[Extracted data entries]

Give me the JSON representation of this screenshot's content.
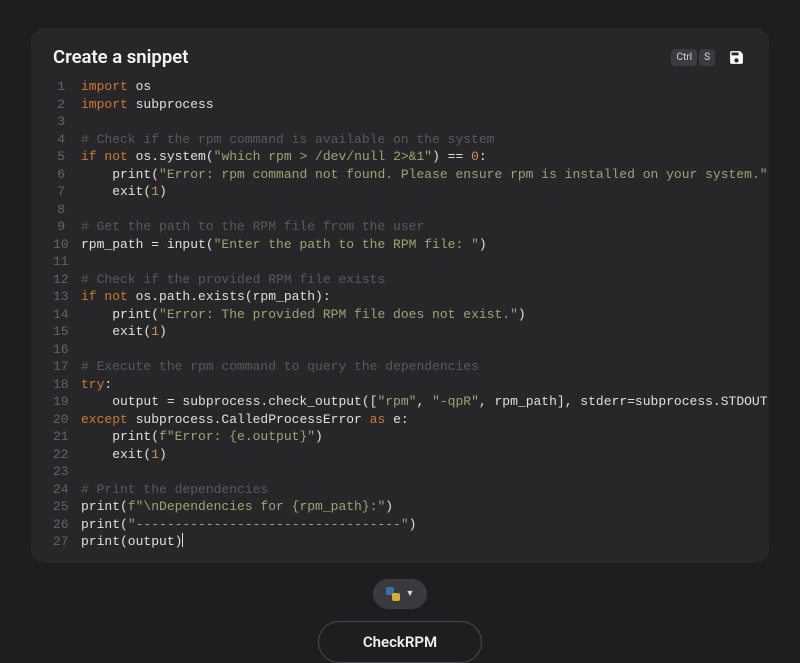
{
  "header": {
    "title": "Create a snippet",
    "shortcut_keys": [
      "Ctrl",
      "S"
    ]
  },
  "footer": {
    "language": "Python",
    "snippet_name": "CheckRPM"
  },
  "code_lines": [
    [
      {
        "t": "kw",
        "v": "import"
      },
      {
        "t": "pl",
        "v": " os"
      }
    ],
    [
      {
        "t": "kw",
        "v": "import"
      },
      {
        "t": "pl",
        "v": " subprocess"
      }
    ],
    [],
    [
      {
        "t": "cmt",
        "v": "# Check if the rpm command is available on the system"
      }
    ],
    [
      {
        "t": "kw",
        "v": "if not"
      },
      {
        "t": "pl",
        "v": " os.system("
      },
      {
        "t": "str",
        "v": "\"which rpm > /dev/null 2>&1\""
      },
      {
        "t": "pl",
        "v": ") == "
      },
      {
        "t": "num",
        "v": "0"
      },
      {
        "t": "pl",
        "v": ":"
      }
    ],
    [
      {
        "t": "pl",
        "v": "    print("
      },
      {
        "t": "str",
        "v": "\"Error: rpm command not found. Please ensure rpm is installed on your system.\""
      },
      {
        "t": "pl",
        "v": ")"
      }
    ],
    [
      {
        "t": "pl",
        "v": "    exit("
      },
      {
        "t": "num",
        "v": "1"
      },
      {
        "t": "pl",
        "v": ")"
      }
    ],
    [],
    [
      {
        "t": "cmt",
        "v": "# Get the path to the RPM file from the user"
      }
    ],
    [
      {
        "t": "pl",
        "v": "rpm_path = input("
      },
      {
        "t": "str",
        "v": "\"Enter the path to the RPM file: \""
      },
      {
        "t": "pl",
        "v": ")"
      }
    ],
    [],
    [
      {
        "t": "cmt",
        "v": "# Check if the provided RPM file exists"
      }
    ],
    [
      {
        "t": "kw",
        "v": "if not"
      },
      {
        "t": "pl",
        "v": " os.path.exists(rpm_path):"
      }
    ],
    [
      {
        "t": "pl",
        "v": "    print("
      },
      {
        "t": "str",
        "v": "\"Error: The provided RPM file does not exist.\""
      },
      {
        "t": "pl",
        "v": ")"
      }
    ],
    [
      {
        "t": "pl",
        "v": "    exit("
      },
      {
        "t": "num",
        "v": "1"
      },
      {
        "t": "pl",
        "v": ")"
      }
    ],
    [],
    [
      {
        "t": "cmt",
        "v": "# Execute the rpm command to query the dependencies"
      }
    ],
    [
      {
        "t": "kw",
        "v": "try"
      },
      {
        "t": "pl",
        "v": ":"
      }
    ],
    [
      {
        "t": "pl",
        "v": "    output = subprocess.check_output(["
      },
      {
        "t": "str",
        "v": "\"rpm\""
      },
      {
        "t": "pl",
        "v": ", "
      },
      {
        "t": "str",
        "v": "\"-qpR\""
      },
      {
        "t": "pl",
        "v": ", rpm_path], stderr=subprocess.STDOUT, text"
      }
    ],
    [
      {
        "t": "kw",
        "v": "except"
      },
      {
        "t": "pl",
        "v": " subprocess.CalledProcessError "
      },
      {
        "t": "kw",
        "v": "as"
      },
      {
        "t": "pl",
        "v": " e:"
      }
    ],
    [
      {
        "t": "pl",
        "v": "    print("
      },
      {
        "t": "str",
        "v": "f\"Error: {e.output}\""
      },
      {
        "t": "pl",
        "v": ")"
      }
    ],
    [
      {
        "t": "pl",
        "v": "    exit("
      },
      {
        "t": "num",
        "v": "1"
      },
      {
        "t": "pl",
        "v": ")"
      }
    ],
    [],
    [
      {
        "t": "cmt",
        "v": "# Print the dependencies"
      }
    ],
    [
      {
        "t": "pl",
        "v": "print("
      },
      {
        "t": "str",
        "v": "f\"\\nDependencies for {rpm_path}:\""
      },
      {
        "t": "pl",
        "v": ")"
      }
    ],
    [
      {
        "t": "pl",
        "v": "print("
      },
      {
        "t": "str",
        "v": "\"----------------------------------\""
      },
      {
        "t": "pl",
        "v": ")"
      }
    ],
    [
      {
        "t": "pl",
        "v": "print(output)"
      }
    ]
  ]
}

_THE REQUEST_
Each entry gets copied exactly; the pictures stay out.

_CORRECT RESPONSE_
Give me the JSON representation of this screenshot's content.
{
  "header": {
    "title": "Create a snippet",
    "shortcut_keys": [
      "Ctrl",
      "S"
    ]
  },
  "footer": {
    "language": "Python",
    "snippet_name": "CheckRPM"
  },
  "code_lines": [
    [
      {
        "t": "kw",
        "v": "import"
      },
      {
        "t": "pl",
        "v": " os"
      }
    ],
    [
      {
        "t": "kw",
        "v": "import"
      },
      {
        "t": "pl",
        "v": " subprocess"
      }
    ],
    [],
    [
      {
        "t": "cmt",
        "v": "# Check if the rpm command is available on the system"
      }
    ],
    [
      {
        "t": "kw",
        "v": "if not"
      },
      {
        "t": "pl",
        "v": " os.system("
      },
      {
        "t": "str",
        "v": "\"which rpm > /dev/null 2>&1\""
      },
      {
        "t": "pl",
        "v": ") == "
      },
      {
        "t": "num",
        "v": "0"
      },
      {
        "t": "pl",
        "v": ":"
      }
    ],
    [
      {
        "t": "pl",
        "v": "    print("
      },
      {
        "t": "str",
        "v": "\"Error: rpm command not found. Please ensure rpm is installed on your system.\""
      },
      {
        "t": "pl",
        "v": ")"
      }
    ],
    [
      {
        "t": "pl",
        "v": "    exit("
      },
      {
        "t": "num",
        "v": "1"
      },
      {
        "t": "pl",
        "v": ")"
      }
    ],
    [],
    [
      {
        "t": "cmt",
        "v": "# Get the path to the RPM file from the user"
      }
    ],
    [
      {
        "t": "pl",
        "v": "rpm_path = input("
      },
      {
        "t": "str",
        "v": "\"Enter the path to the RPM file: \""
      },
      {
        "t": "pl",
        "v": ")"
      }
    ],
    [],
    [
      {
        "t": "cmt",
        "v": "# Check if the provided RPM file exists"
      }
    ],
    [
      {
        "t": "kw",
        "v": "if not"
      },
      {
        "t": "pl",
        "v": " os.path.exists(rpm_path):"
      }
    ],
    [
      {
        "t": "pl",
        "v": "    print("
      },
      {
        "t": "str",
        "v": "\"Error: The provided RPM file does not exist.\""
      },
      {
        "t": "pl",
        "v": ")"
      }
    ],
    [
      {
        "t": "pl",
        "v": "    exit("
      },
      {
        "t": "num",
        "v": "1"
      },
      {
        "t": "pl",
        "v": ")"
      }
    ],
    [],
    [
      {
        "t": "cmt",
        "v": "# Execute the rpm command to query the dependencies"
      }
    ],
    [
      {
        "t": "kw",
        "v": "try"
      },
      {
        "t": "pl",
        "v": ":"
      }
    ],
    [
      {
        "t": "pl",
        "v": "    output = subprocess.check_output(["
      },
      {
        "t": "str",
        "v": "\"rpm\""
      },
      {
        "t": "pl",
        "v": ", "
      },
      {
        "t": "str",
        "v": "\"-qpR\""
      },
      {
        "t": "pl",
        "v": ", rpm_path], stderr=subprocess.STDOUT, text"
      }
    ],
    [
      {
        "t": "kw",
        "v": "except"
      },
      {
        "t": "pl",
        "v": " subprocess.CalledProcessError "
      },
      {
        "t": "kw",
        "v": "as"
      },
      {
        "t": "pl",
        "v": " e:"
      }
    ],
    [
      {
        "t": "pl",
        "v": "    print("
      },
      {
        "t": "str",
        "v": "f\"Error: {e.output}\""
      },
      {
        "t": "pl",
        "v": ")"
      }
    ],
    [
      {
        "t": "pl",
        "v": "    exit("
      },
      {
        "t": "num",
        "v": "1"
      },
      {
        "t": "pl",
        "v": ")"
      }
    ],
    [],
    [
      {
        "t": "cmt",
        "v": "# Print the dependencies"
      }
    ],
    [
      {
        "t": "pl",
        "v": "print("
      },
      {
        "t": "str",
        "v": "f\"\\nDependencies for {rpm_path}:\""
      },
      {
        "t": "pl",
        "v": ")"
      }
    ],
    [
      {
        "t": "pl",
        "v": "print("
      },
      {
        "t": "str",
        "v": "\"----------------------------------\""
      },
      {
        "t": "pl",
        "v": ")"
      }
    ],
    [
      {
        "t": "pl",
        "v": "print(output)"
      }
    ]
  ]
}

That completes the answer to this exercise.